Records that describe figures
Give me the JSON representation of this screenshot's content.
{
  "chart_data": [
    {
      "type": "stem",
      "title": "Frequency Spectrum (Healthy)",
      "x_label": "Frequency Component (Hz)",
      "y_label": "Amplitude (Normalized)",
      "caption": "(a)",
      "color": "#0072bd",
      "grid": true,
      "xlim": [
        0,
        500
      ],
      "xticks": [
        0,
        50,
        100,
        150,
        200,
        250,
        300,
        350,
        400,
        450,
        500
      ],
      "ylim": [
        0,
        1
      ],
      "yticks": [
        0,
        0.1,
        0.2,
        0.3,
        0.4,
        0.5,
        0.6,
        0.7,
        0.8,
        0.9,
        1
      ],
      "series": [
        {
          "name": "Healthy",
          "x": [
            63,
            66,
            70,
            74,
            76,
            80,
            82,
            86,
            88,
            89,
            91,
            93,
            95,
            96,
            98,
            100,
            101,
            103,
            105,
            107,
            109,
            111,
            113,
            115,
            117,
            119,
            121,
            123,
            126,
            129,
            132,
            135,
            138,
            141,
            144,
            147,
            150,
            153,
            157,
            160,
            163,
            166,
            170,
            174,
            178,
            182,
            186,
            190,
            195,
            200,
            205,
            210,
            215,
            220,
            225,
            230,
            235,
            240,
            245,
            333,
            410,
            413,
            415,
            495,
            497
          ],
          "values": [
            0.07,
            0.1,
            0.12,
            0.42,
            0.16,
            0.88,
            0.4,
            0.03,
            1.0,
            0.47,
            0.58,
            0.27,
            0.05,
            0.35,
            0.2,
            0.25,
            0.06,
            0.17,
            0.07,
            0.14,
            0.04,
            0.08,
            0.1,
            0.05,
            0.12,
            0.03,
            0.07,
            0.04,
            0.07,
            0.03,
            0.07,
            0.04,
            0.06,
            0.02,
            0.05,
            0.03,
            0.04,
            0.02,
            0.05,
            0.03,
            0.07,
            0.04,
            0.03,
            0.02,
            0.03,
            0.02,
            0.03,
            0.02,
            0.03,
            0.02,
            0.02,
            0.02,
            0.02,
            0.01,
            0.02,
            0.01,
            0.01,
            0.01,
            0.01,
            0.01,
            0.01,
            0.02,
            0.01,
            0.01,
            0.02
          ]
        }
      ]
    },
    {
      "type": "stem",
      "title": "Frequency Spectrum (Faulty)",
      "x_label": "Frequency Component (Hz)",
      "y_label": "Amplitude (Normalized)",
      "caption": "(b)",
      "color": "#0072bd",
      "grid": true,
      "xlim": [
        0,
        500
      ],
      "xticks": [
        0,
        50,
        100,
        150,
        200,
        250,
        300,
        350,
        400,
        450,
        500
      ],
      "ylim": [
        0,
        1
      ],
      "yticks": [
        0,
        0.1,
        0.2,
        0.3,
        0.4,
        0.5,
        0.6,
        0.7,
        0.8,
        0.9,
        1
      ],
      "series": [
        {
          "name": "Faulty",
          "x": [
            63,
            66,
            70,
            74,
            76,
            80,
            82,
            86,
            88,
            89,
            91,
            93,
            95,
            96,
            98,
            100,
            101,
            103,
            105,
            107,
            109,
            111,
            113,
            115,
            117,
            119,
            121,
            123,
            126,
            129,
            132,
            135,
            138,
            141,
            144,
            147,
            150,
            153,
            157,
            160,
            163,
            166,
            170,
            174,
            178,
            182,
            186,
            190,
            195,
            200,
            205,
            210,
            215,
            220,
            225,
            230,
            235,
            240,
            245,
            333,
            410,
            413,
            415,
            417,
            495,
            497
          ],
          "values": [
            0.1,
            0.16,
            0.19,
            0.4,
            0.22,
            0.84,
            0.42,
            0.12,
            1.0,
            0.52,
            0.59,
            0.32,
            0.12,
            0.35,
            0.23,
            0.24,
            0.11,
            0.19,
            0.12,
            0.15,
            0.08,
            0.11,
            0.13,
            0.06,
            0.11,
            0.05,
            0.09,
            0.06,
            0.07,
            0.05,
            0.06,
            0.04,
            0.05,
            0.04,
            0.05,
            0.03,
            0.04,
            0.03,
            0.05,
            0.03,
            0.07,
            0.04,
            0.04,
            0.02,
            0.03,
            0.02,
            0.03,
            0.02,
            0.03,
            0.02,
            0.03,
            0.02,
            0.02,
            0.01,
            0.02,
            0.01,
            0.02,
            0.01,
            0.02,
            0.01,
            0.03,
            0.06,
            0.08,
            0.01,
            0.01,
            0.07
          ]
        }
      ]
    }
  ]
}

• [INSTRUCTIONS TO FOLLOW]: Go through the listing above and restate it word for word.

• [THE OUTPUT]:
Give me the JSON representation of this screenshot's content.
{
  "chart_data": [
    {
      "type": "stem",
      "title": "Frequency Spectrum (Healthy)",
      "x_label": "Frequency Component (Hz)",
      "y_label": "Amplitude (Normalized)",
      "caption": "(a)",
      "color": "#0072bd",
      "grid": true,
      "xlim": [
        0,
        500
      ],
      "xticks": [
        0,
        50,
        100,
        150,
        200,
        250,
        300,
        350,
        400,
        450,
        500
      ],
      "ylim": [
        0,
        1
      ],
      "yticks": [
        0,
        0.1,
        0.2,
        0.3,
        0.4,
        0.5,
        0.6,
        0.7,
        0.8,
        0.9,
        1
      ],
      "series": [
        {
          "name": "Healthy",
          "x": [
            63,
            66,
            70,
            74,
            76,
            80,
            82,
            86,
            88,
            89,
            91,
            93,
            95,
            96,
            98,
            100,
            101,
            103,
            105,
            107,
            109,
            111,
            113,
            115,
            117,
            119,
            121,
            123,
            126,
            129,
            132,
            135,
            138,
            141,
            144,
            147,
            150,
            153,
            157,
            160,
            163,
            166,
            170,
            174,
            178,
            182,
            186,
            190,
            195,
            200,
            205,
            210,
            215,
            220,
            225,
            230,
            235,
            240,
            245,
            333,
            410,
            413,
            415,
            495,
            497
          ],
          "values": [
            0.07,
            0.1,
            0.12,
            0.42,
            0.16,
            0.88,
            0.4,
            0.03,
            1.0,
            0.47,
            0.58,
            0.27,
            0.05,
            0.35,
            0.2,
            0.25,
            0.06,
            0.17,
            0.07,
            0.14,
            0.04,
            0.08,
            0.1,
            0.05,
            0.12,
            0.03,
            0.07,
            0.04,
            0.07,
            0.03,
            0.07,
            0.04,
            0.06,
            0.02,
            0.05,
            0.03,
            0.04,
            0.02,
            0.05,
            0.03,
            0.07,
            0.04,
            0.03,
            0.02,
            0.03,
            0.02,
            0.03,
            0.02,
            0.03,
            0.02,
            0.02,
            0.02,
            0.02,
            0.01,
            0.02,
            0.01,
            0.01,
            0.01,
            0.01,
            0.01,
            0.01,
            0.02,
            0.01,
            0.01,
            0.02
          ]
        }
      ]
    },
    {
      "type": "stem",
      "title": "Frequency Spectrum (Faulty)",
      "x_label": "Frequency Component (Hz)",
      "y_label": "Amplitude (Normalized)",
      "caption": "(b)",
      "color": "#0072bd",
      "grid": true,
      "xlim": [
        0,
        500
      ],
      "xticks": [
        0,
        50,
        100,
        150,
        200,
        250,
        300,
        350,
        400,
        450,
        500
      ],
      "ylim": [
        0,
        1
      ],
      "yticks": [
        0,
        0.1,
        0.2,
        0.3,
        0.4,
        0.5,
        0.6,
        0.7,
        0.8,
        0.9,
        1
      ],
      "series": [
        {
          "name": "Faulty",
          "x": [
            63,
            66,
            70,
            74,
            76,
            80,
            82,
            86,
            88,
            89,
            91,
            93,
            95,
            96,
            98,
            100,
            101,
            103,
            105,
            107,
            109,
            111,
            113,
            115,
            117,
            119,
            121,
            123,
            126,
            129,
            132,
            135,
            138,
            141,
            144,
            147,
            150,
            153,
            157,
            160,
            163,
            166,
            170,
            174,
            178,
            182,
            186,
            190,
            195,
            200,
            205,
            210,
            215,
            220,
            225,
            230,
            235,
            240,
            245,
            333,
            410,
            413,
            415,
            417,
            495,
            497
          ],
          "values": [
            0.1,
            0.16,
            0.19,
            0.4,
            0.22,
            0.84,
            0.42,
            0.12,
            1.0,
            0.52,
            0.59,
            0.32,
            0.12,
            0.35,
            0.23,
            0.24,
            0.11,
            0.19,
            0.12,
            0.15,
            0.08,
            0.11,
            0.13,
            0.06,
            0.11,
            0.05,
            0.09,
            0.06,
            0.07,
            0.05,
            0.06,
            0.04,
            0.05,
            0.04,
            0.05,
            0.03,
            0.04,
            0.03,
            0.05,
            0.03,
            0.07,
            0.04,
            0.04,
            0.02,
            0.03,
            0.02,
            0.03,
            0.02,
            0.03,
            0.02,
            0.03,
            0.02,
            0.02,
            0.01,
            0.02,
            0.01,
            0.02,
            0.01,
            0.02,
            0.01,
            0.03,
            0.06,
            0.08,
            0.01,
            0.01,
            0.07
          ]
        }
      ]
    }
  ]
}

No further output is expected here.